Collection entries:
****

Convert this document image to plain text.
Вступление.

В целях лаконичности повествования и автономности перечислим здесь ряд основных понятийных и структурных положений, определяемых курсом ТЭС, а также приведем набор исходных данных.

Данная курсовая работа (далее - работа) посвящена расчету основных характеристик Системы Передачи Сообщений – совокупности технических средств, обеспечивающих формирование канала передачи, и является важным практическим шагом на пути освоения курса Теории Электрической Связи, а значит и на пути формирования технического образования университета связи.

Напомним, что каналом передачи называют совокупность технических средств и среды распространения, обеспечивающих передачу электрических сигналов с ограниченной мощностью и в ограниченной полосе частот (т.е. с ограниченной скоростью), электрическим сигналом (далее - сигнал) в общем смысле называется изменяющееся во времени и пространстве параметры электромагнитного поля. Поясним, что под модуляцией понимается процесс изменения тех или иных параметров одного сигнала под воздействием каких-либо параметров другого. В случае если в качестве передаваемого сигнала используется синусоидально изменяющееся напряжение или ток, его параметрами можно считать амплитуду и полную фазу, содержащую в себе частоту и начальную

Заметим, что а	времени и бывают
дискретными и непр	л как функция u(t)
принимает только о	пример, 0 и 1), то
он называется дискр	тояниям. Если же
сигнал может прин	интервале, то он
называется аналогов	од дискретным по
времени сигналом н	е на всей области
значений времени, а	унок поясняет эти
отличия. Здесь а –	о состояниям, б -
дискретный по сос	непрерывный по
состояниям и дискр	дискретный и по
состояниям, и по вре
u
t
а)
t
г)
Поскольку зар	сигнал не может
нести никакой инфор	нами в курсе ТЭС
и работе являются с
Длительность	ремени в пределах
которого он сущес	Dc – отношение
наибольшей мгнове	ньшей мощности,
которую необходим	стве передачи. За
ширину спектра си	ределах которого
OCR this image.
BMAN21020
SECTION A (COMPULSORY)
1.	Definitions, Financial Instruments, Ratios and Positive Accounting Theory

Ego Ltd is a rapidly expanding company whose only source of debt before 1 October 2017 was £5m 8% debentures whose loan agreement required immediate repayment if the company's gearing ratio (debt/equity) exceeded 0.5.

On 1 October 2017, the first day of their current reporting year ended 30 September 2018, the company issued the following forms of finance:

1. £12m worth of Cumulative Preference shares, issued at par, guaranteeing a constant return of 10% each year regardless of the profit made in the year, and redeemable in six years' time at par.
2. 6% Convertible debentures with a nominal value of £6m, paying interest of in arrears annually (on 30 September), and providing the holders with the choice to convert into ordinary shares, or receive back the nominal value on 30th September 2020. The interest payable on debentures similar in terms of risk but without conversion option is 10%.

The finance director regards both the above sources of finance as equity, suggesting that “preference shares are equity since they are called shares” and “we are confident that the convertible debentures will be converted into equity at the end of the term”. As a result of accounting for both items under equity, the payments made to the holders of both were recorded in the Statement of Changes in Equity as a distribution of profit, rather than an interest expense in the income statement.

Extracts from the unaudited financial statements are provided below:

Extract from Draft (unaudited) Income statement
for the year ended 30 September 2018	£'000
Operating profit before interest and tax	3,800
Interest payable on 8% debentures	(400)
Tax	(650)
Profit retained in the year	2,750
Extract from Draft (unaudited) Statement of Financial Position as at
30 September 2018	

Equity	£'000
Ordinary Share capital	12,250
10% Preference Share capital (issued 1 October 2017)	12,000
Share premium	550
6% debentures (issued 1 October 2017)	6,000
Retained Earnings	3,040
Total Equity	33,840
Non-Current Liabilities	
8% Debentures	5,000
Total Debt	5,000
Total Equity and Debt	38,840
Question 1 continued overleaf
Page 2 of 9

****

# To be done
What number of lines in the records contain the word "передачи"? Answer with that number alone.

# Solution
3